** Start **
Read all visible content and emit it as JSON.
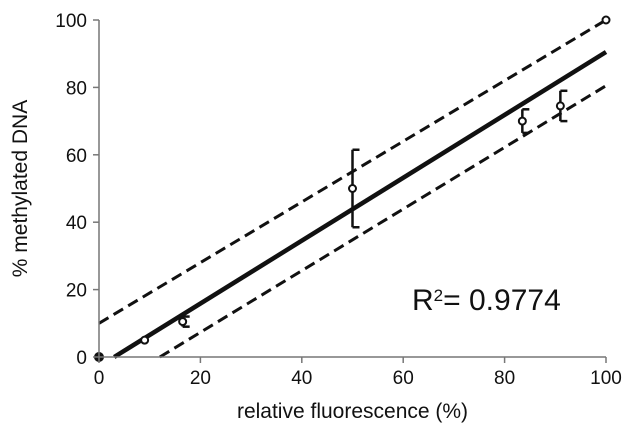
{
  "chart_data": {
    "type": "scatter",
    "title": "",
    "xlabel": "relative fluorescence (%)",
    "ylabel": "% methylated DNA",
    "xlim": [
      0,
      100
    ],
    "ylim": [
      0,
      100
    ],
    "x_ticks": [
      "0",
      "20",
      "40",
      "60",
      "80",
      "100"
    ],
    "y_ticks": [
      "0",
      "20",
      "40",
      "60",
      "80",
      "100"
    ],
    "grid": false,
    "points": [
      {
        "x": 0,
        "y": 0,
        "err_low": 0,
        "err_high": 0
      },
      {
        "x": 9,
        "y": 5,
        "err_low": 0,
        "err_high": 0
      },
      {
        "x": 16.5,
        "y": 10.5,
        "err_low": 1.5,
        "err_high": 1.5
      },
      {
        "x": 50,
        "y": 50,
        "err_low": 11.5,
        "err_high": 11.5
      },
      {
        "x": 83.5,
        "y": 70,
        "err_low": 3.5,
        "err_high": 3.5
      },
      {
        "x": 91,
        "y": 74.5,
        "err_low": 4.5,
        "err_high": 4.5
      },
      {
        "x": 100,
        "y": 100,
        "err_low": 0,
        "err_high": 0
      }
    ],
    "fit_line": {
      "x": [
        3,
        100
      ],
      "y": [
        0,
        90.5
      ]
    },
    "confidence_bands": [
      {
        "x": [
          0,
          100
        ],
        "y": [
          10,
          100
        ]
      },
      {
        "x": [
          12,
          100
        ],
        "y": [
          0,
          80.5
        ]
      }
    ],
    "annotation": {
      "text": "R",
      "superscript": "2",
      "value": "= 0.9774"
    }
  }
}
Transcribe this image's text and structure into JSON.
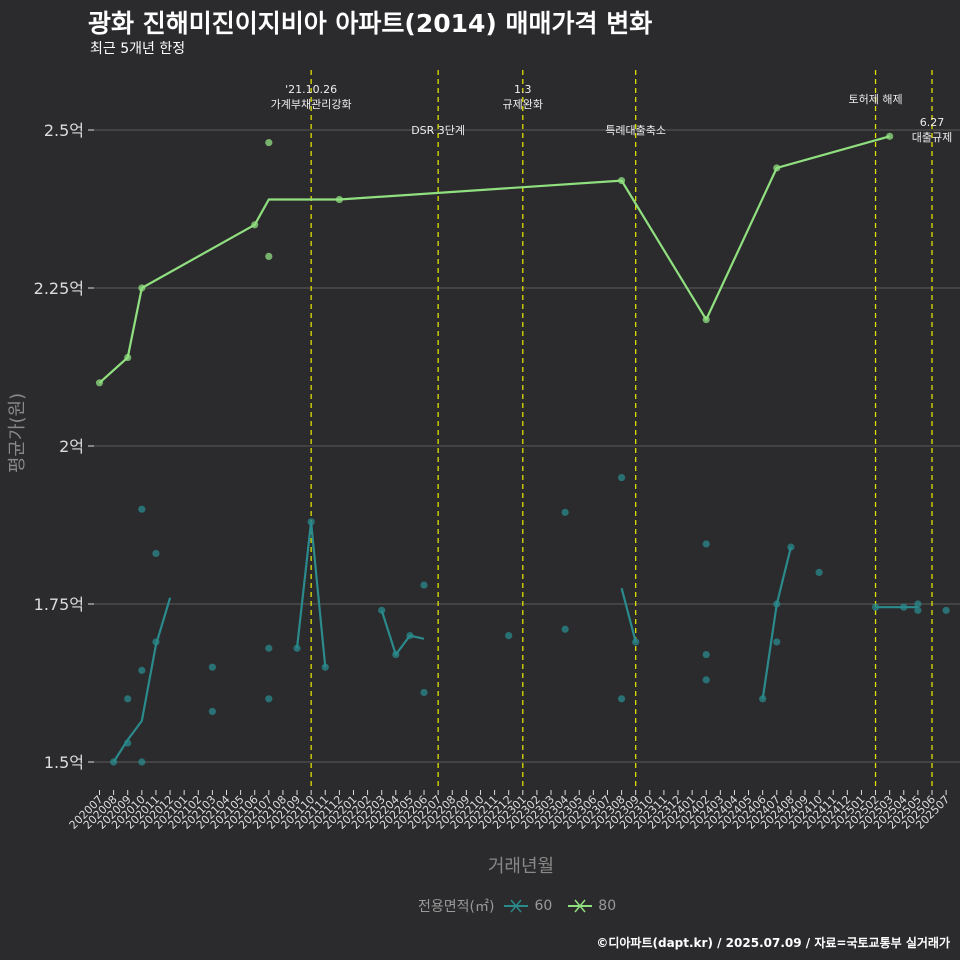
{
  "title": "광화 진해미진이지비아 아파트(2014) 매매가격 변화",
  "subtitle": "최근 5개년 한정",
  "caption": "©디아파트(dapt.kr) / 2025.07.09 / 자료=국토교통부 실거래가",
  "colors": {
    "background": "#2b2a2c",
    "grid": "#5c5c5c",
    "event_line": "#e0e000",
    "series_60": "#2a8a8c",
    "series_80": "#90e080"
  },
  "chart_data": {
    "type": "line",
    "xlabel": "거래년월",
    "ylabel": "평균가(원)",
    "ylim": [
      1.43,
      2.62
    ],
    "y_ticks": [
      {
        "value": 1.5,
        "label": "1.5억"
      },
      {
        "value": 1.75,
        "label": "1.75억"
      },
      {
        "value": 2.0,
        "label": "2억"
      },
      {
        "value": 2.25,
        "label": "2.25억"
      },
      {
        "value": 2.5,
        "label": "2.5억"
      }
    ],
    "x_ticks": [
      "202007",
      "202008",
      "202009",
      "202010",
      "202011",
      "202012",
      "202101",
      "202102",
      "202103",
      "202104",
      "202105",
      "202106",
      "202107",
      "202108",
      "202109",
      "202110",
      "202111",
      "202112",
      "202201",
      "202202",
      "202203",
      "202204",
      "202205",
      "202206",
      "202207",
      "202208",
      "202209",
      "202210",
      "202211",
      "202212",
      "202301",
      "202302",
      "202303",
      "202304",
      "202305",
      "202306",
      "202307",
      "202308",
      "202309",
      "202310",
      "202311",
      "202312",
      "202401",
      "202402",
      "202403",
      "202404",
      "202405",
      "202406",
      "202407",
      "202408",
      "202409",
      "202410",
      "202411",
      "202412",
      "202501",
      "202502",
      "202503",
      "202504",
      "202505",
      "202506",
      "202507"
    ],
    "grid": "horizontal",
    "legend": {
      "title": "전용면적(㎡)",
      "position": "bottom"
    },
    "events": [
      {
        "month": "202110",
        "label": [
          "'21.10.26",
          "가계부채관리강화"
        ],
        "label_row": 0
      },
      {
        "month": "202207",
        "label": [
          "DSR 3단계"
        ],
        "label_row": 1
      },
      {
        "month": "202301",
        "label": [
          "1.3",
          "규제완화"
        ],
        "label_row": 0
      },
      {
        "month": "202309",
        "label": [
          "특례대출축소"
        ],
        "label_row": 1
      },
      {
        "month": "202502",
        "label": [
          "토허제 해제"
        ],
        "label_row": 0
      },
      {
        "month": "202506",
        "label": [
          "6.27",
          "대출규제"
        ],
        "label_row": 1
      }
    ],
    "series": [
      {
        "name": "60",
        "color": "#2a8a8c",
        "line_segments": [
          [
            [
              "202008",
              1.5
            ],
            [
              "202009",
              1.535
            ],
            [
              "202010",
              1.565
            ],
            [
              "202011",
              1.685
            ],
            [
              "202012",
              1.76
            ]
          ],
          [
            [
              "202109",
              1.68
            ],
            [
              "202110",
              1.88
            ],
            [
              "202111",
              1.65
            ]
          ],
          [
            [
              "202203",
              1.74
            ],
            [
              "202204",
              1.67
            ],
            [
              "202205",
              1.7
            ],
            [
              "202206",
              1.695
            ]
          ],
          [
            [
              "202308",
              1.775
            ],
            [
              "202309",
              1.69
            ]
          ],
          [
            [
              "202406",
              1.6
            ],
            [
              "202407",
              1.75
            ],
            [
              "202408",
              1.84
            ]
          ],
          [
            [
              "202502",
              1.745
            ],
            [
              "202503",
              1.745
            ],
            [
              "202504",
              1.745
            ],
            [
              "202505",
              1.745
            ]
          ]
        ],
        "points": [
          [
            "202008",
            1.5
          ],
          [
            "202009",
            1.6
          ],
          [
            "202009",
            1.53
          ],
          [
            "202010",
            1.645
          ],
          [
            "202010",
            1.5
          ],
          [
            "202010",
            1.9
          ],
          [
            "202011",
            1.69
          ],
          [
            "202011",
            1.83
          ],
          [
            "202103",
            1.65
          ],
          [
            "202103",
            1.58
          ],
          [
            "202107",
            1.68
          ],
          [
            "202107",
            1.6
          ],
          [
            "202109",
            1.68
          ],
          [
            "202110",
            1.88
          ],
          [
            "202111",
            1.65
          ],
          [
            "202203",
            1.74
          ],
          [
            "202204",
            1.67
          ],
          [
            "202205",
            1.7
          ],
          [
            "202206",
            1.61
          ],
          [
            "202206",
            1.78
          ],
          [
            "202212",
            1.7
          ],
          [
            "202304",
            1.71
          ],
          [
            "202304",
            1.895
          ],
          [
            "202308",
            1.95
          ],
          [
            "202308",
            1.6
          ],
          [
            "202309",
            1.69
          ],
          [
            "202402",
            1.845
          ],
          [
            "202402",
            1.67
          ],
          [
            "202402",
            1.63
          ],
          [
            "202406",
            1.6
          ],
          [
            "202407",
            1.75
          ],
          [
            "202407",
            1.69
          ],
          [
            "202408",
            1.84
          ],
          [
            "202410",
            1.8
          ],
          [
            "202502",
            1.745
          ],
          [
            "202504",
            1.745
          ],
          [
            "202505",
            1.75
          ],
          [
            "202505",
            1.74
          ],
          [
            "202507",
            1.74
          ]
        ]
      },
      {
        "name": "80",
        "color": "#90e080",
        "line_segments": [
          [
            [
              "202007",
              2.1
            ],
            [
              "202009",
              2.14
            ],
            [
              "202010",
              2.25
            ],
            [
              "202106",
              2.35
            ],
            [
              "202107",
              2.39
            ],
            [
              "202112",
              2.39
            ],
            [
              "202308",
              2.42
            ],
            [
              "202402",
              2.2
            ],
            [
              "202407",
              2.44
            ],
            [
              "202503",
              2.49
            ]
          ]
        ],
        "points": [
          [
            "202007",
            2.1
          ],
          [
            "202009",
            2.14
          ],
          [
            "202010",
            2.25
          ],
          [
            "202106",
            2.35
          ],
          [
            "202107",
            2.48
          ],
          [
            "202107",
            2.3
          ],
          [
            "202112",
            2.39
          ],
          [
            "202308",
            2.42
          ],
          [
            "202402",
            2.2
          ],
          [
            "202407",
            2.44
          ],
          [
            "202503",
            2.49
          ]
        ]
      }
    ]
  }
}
** End **
** Start **
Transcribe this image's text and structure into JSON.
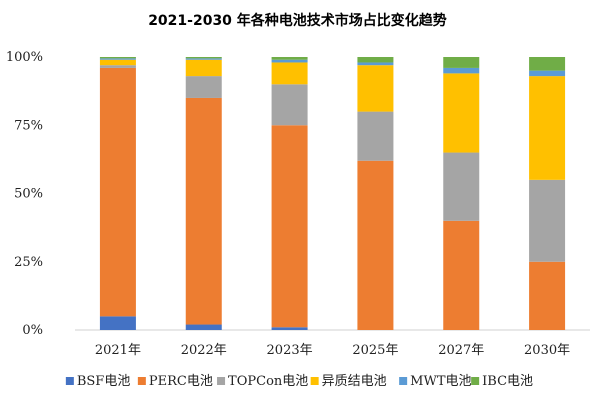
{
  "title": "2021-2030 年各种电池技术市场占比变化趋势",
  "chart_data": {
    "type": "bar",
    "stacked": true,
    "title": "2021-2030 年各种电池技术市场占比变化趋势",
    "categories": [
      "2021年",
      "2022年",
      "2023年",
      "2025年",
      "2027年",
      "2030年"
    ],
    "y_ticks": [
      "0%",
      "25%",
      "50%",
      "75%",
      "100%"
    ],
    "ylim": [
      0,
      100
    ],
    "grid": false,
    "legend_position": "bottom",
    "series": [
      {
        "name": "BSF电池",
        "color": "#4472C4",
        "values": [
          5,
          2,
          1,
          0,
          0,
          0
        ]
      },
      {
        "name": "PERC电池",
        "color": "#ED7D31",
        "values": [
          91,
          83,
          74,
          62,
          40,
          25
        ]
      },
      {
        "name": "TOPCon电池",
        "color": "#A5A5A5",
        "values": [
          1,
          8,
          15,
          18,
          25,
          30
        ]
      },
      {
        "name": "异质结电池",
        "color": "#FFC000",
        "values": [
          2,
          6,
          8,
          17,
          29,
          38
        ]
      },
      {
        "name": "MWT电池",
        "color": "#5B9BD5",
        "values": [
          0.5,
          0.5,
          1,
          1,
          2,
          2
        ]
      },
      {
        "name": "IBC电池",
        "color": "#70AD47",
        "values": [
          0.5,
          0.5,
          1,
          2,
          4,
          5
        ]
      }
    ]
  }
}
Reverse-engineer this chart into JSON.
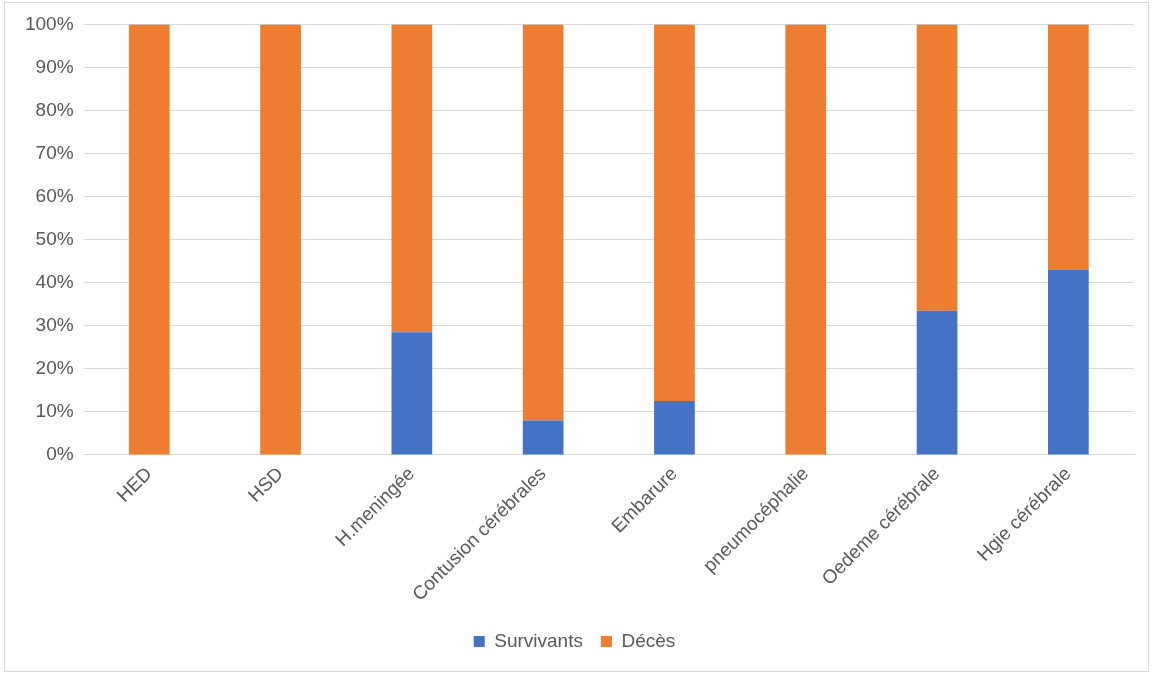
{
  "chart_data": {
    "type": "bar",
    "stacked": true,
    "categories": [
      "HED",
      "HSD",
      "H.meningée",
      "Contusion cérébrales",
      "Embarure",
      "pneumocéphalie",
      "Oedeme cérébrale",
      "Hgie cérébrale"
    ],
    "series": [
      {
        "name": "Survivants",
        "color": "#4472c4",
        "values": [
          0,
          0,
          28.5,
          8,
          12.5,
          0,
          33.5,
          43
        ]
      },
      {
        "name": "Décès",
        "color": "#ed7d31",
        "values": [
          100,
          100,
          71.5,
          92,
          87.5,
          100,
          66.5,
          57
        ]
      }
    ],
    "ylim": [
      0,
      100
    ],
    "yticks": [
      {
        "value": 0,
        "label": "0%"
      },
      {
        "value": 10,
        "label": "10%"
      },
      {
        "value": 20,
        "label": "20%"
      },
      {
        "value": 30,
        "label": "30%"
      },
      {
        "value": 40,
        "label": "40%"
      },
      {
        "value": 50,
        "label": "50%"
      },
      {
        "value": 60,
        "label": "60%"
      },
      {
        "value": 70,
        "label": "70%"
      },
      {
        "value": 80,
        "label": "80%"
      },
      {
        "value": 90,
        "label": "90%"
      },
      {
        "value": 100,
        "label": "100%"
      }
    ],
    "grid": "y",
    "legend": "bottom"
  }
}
** End **
▶ Problem description: What is the number of lines above that hold the string "month"? Answer with that number alone.

▶ Task answer: 6